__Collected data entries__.
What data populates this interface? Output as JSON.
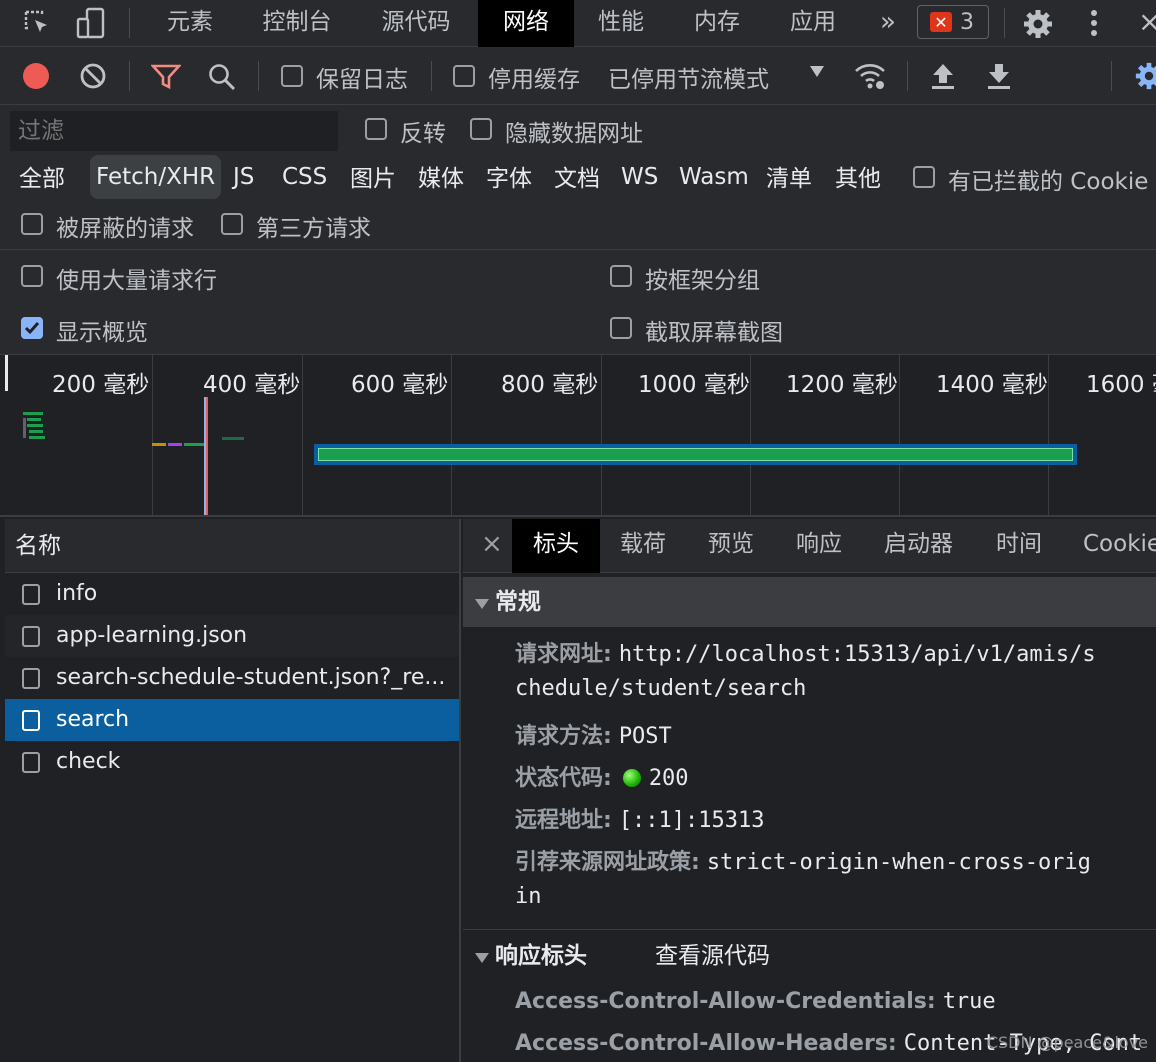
{
  "topbar": {
    "tabs": [
      "元素",
      "控制台",
      "源代码",
      "网络",
      "性能",
      "内存",
      "应用"
    ],
    "active_tab": "网络",
    "more": "»",
    "error_count": "3",
    "close": "×"
  },
  "toolbar": {
    "preserve_log": "保留日志",
    "disable_cache": "停用缓存",
    "throttling": "已停用节流模式"
  },
  "filter": {
    "placeholder": "过滤",
    "invert": "反转",
    "hide_data_urls": "隐藏数据网址",
    "types": [
      "全部",
      "Fetch/XHR",
      "JS",
      "CSS",
      "图片",
      "媒体",
      "字体",
      "文档",
      "WS",
      "Wasm",
      "清单",
      "其他"
    ],
    "active_type": "Fetch/XHR",
    "blocked_cookies": "有已拦截的 Cookie",
    "blocked_requests": "被屏蔽的请求",
    "third_party": "第三方请求"
  },
  "settings": {
    "large_rows": "使用大量请求行",
    "group_by_frame": "按框架分组",
    "show_overview": "显示概览",
    "show_overview_checked": true,
    "capture_screenshots": "截取屏幕截图"
  },
  "overview": {
    "ticks": [
      "200 毫秒",
      "400 毫秒",
      "600 毫秒",
      "800 毫秒",
      "1000 毫秒",
      "1200 毫秒",
      "1400 毫秒",
      "1600 毫秒"
    ]
  },
  "requests": {
    "header": "名称",
    "items": [
      "info",
      "app-learning.json",
      "search-schedule-student.json?_re...",
      "search",
      "check"
    ],
    "selected": "search"
  },
  "detail": {
    "close": "×",
    "tabs": [
      "标头",
      "载荷",
      "预览",
      "响应",
      "启动器",
      "时间",
      "Cookie"
    ],
    "active_tab": "标头",
    "general": {
      "title": "常规",
      "url_label": "请求网址:",
      "url_line1": "http://localhost:15313/api/v1/amis/s",
      "url_line2": "chedule/student/search",
      "method_label": "请求方法:",
      "method": "POST",
      "status_label": "状态代码:",
      "status": "200",
      "remote_label": "远程地址:",
      "remote": "[::1]:15313",
      "referrer_label": "引荐来源网址政策:",
      "referrer_line1": "strict-origin-when-cross-orig",
      "referrer_line2": "in"
    },
    "response_headers": {
      "title": "响应标头",
      "view_source": "查看源代码",
      "h1_name": "Access-Control-Allow-Credentials:",
      "h1_value": "true",
      "h2_name": "Access-Control-Allow-Headers:",
      "h2_value": "Content-Type, Cont"
    }
  },
  "watermark": "CSDN @peace&love"
}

__WRITTEN TASK__.
Isolate the lines that hold the word "Allow" and copy all of them.

__ANSWER TO THIS TASK__.
      "h1_name": "Access-Control-Allow-Credentials:",
      "h2_name": "Access-Control-Allow-Headers:",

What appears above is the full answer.